WHAT YOU SHOULD DO —
Pull out every line below holding the word "elevar".

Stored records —
+ + + + + + +
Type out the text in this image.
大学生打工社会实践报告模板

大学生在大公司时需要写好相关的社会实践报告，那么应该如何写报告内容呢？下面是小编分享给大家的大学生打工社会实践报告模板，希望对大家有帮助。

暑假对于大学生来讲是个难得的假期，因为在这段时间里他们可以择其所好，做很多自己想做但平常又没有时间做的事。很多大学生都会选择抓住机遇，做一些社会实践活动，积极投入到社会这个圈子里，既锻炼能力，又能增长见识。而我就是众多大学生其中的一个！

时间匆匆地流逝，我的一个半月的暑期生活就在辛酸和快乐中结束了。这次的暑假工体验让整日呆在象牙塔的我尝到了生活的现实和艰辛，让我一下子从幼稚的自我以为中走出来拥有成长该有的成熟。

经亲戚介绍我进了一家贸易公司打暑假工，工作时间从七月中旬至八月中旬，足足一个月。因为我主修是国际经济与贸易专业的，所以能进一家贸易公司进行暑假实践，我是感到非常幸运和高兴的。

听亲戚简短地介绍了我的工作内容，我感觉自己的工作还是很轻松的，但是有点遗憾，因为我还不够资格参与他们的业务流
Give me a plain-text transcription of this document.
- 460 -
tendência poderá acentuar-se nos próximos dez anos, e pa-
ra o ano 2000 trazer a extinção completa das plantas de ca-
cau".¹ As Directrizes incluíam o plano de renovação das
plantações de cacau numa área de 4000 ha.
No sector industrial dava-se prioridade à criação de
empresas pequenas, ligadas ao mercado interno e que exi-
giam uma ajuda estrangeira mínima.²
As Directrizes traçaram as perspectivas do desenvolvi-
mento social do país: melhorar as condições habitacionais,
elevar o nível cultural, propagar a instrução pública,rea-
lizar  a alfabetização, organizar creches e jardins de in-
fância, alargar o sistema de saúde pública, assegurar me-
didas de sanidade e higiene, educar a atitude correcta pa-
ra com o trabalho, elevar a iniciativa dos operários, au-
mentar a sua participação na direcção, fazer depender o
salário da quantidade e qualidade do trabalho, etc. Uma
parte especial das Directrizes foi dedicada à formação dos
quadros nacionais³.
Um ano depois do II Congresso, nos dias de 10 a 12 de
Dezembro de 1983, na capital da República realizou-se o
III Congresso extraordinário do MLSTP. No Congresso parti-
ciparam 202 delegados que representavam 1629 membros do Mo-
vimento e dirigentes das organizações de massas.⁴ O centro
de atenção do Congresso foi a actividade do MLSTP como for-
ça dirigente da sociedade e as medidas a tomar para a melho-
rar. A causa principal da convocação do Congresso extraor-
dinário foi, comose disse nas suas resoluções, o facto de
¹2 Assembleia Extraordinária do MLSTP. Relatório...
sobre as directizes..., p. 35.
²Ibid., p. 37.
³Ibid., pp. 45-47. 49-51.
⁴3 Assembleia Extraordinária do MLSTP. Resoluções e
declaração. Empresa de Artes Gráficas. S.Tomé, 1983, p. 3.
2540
+ + + + + + +
FULL ANSWER —
elevar o nível cultural, propagar a instrução pública,rea-
ra com o trabalho, elevar a iniciativa dos operários, au-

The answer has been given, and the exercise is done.